### [Work to be completed]
Which lines of the records contain "coordinate"? Collect every one of them.

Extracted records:
******************************

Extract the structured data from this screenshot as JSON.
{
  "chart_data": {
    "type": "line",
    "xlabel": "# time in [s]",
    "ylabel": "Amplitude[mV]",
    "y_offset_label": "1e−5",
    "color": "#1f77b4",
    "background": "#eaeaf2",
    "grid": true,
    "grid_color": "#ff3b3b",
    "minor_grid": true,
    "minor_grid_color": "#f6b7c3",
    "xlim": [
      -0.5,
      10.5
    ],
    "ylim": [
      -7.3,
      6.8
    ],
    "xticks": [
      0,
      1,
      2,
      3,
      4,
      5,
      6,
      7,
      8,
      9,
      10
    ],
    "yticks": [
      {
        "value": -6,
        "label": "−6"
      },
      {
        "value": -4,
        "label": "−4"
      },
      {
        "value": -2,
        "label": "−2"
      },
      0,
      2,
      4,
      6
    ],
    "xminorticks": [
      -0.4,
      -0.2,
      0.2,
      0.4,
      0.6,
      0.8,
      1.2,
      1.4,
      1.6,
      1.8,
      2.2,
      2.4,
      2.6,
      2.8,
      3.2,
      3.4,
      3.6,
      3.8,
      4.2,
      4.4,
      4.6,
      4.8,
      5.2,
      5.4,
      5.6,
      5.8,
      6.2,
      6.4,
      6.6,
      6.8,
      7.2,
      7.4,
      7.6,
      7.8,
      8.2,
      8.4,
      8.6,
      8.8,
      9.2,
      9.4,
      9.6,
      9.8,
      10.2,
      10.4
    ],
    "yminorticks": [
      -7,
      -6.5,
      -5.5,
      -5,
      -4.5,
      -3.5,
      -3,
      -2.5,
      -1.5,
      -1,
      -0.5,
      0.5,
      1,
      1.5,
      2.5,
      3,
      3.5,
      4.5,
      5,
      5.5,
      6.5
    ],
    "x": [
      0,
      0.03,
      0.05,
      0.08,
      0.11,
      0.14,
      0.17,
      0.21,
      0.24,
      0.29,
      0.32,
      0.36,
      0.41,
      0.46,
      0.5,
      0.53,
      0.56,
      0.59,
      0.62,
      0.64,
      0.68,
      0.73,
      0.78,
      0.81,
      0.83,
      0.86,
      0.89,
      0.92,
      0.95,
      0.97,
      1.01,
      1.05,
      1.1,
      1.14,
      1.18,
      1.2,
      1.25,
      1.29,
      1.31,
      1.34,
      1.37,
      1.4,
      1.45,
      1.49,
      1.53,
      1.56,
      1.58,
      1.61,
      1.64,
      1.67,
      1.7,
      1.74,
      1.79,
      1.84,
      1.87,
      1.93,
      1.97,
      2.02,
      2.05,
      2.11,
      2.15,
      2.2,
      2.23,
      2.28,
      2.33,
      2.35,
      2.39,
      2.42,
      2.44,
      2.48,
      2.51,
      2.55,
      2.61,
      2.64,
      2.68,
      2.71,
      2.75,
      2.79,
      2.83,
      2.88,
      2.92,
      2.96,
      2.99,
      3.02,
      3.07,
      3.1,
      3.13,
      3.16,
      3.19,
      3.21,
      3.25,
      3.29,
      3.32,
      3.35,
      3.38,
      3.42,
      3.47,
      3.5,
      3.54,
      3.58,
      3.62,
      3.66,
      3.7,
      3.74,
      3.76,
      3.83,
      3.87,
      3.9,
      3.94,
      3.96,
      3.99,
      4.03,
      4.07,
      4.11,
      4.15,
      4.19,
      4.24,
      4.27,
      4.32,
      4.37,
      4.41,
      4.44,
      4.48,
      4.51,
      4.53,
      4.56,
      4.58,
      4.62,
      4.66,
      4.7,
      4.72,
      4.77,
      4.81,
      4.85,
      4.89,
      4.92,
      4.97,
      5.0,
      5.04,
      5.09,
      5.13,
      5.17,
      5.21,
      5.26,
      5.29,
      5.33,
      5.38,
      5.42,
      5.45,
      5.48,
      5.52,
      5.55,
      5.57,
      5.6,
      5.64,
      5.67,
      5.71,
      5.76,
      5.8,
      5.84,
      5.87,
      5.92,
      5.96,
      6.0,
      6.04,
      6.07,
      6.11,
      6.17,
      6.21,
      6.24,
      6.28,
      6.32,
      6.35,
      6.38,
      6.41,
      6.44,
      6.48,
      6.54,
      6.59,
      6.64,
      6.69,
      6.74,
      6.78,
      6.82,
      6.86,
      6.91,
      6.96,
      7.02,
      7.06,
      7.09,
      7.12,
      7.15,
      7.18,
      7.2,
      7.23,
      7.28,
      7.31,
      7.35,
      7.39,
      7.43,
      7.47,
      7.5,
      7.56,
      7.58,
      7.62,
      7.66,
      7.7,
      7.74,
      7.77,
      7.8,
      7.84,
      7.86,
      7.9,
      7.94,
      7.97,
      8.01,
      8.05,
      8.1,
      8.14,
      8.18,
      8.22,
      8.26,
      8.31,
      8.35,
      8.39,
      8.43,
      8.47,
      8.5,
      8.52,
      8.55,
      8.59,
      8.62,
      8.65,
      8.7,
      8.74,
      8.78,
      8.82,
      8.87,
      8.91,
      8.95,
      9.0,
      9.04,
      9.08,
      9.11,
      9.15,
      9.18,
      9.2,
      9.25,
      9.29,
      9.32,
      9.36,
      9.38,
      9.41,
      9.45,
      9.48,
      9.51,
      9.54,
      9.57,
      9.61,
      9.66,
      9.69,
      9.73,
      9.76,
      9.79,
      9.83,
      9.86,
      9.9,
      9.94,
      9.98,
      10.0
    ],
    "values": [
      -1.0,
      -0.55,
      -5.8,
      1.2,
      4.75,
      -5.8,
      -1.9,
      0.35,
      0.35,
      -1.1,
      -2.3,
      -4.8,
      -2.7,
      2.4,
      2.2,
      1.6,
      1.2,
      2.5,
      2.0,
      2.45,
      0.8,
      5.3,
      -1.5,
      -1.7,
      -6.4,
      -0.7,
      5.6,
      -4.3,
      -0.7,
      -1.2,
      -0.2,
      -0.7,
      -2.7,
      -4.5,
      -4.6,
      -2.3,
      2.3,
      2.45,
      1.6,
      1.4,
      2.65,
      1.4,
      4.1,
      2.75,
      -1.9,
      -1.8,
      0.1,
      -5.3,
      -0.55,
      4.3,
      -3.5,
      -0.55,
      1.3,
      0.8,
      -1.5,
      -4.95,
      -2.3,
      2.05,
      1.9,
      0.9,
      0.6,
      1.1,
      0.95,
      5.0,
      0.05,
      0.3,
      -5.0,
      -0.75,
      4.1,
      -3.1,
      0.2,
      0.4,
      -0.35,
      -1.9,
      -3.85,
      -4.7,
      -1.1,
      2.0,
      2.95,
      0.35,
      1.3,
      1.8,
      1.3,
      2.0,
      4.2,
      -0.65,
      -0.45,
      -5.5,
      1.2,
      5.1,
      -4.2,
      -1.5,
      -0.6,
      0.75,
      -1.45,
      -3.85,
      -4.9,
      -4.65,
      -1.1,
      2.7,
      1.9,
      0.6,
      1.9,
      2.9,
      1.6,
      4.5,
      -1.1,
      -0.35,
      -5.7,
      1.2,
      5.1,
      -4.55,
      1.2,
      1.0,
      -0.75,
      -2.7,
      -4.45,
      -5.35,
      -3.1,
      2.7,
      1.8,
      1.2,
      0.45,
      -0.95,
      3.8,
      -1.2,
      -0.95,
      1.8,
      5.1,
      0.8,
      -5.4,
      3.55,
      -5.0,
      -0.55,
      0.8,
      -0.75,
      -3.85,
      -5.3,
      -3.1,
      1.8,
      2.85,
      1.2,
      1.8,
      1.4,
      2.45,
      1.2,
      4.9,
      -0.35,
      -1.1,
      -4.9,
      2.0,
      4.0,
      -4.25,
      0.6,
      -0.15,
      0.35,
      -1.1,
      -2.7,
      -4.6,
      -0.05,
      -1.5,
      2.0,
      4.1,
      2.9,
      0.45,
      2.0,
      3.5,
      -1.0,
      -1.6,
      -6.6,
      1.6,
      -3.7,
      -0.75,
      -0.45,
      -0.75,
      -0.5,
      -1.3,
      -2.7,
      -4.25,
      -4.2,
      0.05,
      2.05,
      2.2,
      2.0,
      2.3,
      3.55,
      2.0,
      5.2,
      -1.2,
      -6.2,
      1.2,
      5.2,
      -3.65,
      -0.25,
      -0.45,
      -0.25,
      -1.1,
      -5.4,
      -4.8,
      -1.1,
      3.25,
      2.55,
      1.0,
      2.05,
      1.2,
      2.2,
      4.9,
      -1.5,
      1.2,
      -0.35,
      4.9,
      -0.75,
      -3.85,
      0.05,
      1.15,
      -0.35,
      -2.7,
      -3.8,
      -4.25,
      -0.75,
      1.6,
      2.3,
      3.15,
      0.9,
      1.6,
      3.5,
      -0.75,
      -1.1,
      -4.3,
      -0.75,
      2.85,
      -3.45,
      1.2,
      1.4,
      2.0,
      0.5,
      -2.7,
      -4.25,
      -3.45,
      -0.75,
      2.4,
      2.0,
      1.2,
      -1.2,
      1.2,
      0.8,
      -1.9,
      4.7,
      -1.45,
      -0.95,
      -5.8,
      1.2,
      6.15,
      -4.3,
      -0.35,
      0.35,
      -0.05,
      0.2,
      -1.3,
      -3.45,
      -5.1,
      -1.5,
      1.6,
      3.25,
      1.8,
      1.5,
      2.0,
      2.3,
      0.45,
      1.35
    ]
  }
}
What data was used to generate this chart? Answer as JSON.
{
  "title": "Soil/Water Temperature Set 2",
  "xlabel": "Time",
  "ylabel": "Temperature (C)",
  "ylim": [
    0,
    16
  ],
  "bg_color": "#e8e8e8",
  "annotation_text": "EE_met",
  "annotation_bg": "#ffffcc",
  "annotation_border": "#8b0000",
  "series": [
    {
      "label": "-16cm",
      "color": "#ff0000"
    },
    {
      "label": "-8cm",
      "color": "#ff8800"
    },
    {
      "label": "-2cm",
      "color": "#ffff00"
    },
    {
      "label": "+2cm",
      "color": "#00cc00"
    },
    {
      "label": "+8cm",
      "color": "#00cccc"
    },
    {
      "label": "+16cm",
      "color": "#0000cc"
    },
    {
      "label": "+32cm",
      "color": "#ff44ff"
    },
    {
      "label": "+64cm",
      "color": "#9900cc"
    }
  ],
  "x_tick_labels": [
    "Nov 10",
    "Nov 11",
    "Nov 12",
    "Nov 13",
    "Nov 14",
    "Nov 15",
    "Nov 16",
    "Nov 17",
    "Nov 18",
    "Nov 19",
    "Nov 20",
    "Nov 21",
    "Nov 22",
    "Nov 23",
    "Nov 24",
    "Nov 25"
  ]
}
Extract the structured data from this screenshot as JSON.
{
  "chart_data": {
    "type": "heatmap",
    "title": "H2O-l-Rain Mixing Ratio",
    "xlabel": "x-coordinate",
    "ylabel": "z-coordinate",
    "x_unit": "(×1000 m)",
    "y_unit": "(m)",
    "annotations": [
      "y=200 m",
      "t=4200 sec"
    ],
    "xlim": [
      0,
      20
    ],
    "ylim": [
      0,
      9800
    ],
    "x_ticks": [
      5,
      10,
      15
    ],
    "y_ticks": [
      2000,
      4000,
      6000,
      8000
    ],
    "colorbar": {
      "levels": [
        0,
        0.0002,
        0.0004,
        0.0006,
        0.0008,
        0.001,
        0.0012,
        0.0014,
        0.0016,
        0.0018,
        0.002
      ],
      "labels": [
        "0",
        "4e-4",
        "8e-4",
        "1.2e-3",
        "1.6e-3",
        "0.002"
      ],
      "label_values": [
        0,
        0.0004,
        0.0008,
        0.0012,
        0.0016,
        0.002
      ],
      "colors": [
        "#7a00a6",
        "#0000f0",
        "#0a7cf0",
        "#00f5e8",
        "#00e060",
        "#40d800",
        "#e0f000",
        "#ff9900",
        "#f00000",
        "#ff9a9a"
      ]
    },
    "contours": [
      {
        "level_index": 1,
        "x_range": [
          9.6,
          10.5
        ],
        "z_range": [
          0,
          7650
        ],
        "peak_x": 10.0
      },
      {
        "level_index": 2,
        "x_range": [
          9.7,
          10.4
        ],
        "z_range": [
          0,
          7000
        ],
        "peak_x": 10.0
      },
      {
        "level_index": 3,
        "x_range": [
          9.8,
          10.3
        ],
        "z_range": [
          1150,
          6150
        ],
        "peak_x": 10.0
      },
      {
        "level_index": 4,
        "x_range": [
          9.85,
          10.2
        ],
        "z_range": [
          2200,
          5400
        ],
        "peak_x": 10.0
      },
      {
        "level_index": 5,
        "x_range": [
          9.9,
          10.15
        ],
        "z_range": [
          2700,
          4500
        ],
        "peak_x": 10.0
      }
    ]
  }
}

******************************

### [Written solution]
    "xlabel": "x-coordinate",
    "ylabel": "z-coordinate",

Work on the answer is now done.